[Collection entries]
————

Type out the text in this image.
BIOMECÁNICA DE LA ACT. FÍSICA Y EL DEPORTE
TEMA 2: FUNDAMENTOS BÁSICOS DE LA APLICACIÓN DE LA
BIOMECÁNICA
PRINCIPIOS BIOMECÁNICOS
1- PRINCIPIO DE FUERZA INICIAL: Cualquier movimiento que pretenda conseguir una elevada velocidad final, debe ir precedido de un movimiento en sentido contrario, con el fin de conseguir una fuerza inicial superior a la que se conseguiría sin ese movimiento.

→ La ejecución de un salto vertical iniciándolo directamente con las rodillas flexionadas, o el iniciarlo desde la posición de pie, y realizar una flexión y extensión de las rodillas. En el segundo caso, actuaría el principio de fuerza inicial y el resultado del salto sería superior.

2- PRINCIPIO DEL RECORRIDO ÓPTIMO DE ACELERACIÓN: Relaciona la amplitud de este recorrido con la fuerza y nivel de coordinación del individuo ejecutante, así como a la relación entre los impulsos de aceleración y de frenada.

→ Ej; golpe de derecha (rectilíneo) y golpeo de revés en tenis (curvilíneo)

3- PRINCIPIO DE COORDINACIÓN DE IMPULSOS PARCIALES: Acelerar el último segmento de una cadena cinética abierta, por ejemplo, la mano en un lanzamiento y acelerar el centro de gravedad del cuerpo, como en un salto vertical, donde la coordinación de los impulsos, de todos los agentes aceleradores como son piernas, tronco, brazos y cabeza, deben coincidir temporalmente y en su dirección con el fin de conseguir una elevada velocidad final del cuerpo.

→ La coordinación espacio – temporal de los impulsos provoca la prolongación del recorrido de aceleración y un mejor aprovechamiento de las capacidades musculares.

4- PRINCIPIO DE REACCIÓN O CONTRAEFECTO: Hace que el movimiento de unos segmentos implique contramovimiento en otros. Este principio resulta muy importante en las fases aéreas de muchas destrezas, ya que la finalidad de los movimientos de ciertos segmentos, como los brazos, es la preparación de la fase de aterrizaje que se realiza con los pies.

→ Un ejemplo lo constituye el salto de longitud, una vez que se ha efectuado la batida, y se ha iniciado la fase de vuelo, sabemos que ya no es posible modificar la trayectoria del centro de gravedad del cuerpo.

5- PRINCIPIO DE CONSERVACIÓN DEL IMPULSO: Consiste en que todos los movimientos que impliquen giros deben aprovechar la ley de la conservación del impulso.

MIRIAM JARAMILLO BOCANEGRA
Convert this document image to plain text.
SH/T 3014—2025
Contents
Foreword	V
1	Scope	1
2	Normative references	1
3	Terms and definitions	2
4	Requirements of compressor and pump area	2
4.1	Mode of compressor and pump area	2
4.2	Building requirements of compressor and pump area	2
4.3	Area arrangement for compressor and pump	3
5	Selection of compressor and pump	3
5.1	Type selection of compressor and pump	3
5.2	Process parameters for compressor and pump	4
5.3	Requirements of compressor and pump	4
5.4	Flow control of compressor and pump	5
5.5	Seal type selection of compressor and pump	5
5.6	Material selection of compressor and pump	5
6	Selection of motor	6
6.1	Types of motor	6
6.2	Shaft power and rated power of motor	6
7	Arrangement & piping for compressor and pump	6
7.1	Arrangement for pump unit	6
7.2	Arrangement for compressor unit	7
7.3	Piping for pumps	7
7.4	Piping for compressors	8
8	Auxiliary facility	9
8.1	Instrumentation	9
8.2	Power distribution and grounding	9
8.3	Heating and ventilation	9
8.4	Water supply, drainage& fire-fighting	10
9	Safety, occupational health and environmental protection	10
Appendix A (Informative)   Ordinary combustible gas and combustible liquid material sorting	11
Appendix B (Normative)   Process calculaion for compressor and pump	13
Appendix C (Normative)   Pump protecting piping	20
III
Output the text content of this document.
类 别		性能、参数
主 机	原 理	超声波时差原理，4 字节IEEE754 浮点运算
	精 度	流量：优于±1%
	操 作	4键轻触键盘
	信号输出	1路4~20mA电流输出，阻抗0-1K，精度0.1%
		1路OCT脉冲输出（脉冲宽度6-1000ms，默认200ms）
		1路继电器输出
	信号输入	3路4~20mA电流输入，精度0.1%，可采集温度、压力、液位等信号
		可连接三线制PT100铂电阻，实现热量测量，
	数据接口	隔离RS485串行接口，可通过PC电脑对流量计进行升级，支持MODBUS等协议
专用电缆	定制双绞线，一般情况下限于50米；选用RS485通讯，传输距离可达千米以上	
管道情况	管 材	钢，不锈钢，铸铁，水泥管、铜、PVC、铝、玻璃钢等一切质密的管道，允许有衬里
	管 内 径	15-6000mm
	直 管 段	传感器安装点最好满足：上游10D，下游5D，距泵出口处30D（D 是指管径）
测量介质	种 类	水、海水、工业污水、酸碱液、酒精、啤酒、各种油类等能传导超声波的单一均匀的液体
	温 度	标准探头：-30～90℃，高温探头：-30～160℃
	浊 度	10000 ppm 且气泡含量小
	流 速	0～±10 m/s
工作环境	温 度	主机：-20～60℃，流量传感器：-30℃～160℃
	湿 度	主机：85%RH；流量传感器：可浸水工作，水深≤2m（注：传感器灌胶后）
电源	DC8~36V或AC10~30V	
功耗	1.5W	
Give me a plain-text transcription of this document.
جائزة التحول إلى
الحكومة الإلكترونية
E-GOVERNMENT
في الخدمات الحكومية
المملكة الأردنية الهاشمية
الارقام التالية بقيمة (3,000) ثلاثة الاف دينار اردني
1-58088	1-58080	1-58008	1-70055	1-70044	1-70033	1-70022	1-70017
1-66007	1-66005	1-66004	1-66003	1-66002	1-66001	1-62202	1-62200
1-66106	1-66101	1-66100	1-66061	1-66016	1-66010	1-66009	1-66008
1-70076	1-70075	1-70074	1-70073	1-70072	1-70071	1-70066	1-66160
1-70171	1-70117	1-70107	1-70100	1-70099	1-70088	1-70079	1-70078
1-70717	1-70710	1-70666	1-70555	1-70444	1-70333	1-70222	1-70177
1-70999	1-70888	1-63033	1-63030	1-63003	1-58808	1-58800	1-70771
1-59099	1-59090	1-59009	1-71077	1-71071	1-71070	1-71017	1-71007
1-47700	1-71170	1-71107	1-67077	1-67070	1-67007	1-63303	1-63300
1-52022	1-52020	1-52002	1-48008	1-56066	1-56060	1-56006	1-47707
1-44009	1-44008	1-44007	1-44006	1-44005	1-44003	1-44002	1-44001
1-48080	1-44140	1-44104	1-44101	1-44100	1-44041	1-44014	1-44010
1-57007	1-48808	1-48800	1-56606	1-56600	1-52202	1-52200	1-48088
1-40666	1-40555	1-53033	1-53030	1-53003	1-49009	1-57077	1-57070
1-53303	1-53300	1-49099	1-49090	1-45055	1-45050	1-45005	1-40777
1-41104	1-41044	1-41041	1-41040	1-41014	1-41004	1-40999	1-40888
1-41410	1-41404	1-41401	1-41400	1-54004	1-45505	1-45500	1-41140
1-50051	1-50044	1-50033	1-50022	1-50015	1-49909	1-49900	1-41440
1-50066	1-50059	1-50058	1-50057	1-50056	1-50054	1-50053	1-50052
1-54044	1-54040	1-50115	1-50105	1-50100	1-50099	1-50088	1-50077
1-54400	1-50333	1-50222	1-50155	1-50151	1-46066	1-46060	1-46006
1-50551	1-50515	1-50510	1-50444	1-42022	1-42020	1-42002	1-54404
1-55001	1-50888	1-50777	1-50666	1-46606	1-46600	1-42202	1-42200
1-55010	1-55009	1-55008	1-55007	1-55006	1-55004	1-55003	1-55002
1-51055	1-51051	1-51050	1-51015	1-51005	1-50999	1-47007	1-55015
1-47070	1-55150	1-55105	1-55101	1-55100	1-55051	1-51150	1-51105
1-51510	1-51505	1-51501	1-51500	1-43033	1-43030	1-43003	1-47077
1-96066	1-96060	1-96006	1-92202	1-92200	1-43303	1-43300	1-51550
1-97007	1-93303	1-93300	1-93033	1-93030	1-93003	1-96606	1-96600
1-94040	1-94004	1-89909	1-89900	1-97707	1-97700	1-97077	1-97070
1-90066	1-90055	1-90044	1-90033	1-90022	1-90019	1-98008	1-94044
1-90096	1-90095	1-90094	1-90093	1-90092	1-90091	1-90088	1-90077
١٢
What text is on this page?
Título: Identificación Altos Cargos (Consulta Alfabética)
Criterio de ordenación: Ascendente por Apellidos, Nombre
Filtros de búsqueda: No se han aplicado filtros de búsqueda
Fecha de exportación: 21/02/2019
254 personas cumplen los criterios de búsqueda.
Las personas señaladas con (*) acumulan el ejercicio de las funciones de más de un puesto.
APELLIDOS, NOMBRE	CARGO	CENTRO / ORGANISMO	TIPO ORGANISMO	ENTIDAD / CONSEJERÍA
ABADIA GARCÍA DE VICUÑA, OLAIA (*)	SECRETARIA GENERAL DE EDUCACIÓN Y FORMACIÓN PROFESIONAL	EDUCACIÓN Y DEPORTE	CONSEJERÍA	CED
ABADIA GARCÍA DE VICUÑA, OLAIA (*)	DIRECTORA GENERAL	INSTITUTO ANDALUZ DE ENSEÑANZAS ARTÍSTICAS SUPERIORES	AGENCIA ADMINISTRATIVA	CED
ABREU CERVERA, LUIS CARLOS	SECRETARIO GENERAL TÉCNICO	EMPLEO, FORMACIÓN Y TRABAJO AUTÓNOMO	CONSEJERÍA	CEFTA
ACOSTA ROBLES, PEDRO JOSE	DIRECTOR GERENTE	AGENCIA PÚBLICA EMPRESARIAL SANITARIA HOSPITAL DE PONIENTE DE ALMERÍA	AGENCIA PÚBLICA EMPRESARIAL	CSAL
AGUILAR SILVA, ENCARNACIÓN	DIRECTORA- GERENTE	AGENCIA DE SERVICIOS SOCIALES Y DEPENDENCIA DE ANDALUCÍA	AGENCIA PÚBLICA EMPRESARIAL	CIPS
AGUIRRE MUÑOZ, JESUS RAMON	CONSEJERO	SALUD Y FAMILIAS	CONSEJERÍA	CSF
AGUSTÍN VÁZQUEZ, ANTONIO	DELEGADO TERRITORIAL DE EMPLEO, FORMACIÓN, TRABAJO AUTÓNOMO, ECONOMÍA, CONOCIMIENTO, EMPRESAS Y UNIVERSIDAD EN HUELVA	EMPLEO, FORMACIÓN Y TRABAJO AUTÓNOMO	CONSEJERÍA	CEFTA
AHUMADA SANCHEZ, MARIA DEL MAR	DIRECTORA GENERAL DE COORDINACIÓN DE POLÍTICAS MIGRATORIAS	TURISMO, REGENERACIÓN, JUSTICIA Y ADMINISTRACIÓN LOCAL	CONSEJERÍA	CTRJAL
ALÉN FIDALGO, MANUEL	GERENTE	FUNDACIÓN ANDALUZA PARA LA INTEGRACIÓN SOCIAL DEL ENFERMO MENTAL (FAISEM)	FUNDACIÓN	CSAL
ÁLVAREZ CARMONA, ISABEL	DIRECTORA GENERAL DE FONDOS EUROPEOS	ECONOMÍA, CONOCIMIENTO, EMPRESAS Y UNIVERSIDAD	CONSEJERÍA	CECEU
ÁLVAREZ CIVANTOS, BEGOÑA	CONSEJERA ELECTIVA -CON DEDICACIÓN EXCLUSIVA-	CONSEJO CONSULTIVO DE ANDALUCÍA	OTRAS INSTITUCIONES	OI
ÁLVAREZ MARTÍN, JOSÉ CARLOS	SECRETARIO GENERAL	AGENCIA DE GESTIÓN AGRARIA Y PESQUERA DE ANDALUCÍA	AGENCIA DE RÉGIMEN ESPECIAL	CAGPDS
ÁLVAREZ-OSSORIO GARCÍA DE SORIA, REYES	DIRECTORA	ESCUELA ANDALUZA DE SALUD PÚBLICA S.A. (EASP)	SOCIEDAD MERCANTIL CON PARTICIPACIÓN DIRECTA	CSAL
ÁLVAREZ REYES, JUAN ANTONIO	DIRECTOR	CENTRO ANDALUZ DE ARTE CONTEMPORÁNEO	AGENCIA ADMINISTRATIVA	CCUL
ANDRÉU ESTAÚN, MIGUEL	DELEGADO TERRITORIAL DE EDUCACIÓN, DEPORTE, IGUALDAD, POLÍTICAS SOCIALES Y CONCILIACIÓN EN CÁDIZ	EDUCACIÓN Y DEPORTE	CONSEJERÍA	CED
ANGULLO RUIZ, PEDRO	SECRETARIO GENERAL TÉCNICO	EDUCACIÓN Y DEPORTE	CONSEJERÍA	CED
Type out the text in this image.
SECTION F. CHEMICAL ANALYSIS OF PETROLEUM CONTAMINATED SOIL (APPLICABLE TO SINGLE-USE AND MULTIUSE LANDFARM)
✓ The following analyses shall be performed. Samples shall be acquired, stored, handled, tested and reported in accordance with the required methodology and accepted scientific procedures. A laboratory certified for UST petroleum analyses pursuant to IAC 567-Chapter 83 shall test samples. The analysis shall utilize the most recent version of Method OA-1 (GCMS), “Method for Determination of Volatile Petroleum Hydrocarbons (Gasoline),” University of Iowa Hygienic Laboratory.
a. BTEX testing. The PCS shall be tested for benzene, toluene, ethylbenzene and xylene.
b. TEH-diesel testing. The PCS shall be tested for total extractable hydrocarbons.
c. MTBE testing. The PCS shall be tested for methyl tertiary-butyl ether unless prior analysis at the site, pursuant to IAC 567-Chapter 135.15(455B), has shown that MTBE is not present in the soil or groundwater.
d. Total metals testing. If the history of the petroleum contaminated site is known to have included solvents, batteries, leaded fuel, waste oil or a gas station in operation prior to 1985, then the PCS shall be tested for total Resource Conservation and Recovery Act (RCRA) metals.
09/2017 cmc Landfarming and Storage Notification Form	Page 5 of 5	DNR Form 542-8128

————

### Set problem:
Of the lines in the entries above, how many include "ANDALUZA"? Only the number should be given.

### Exercise output:
2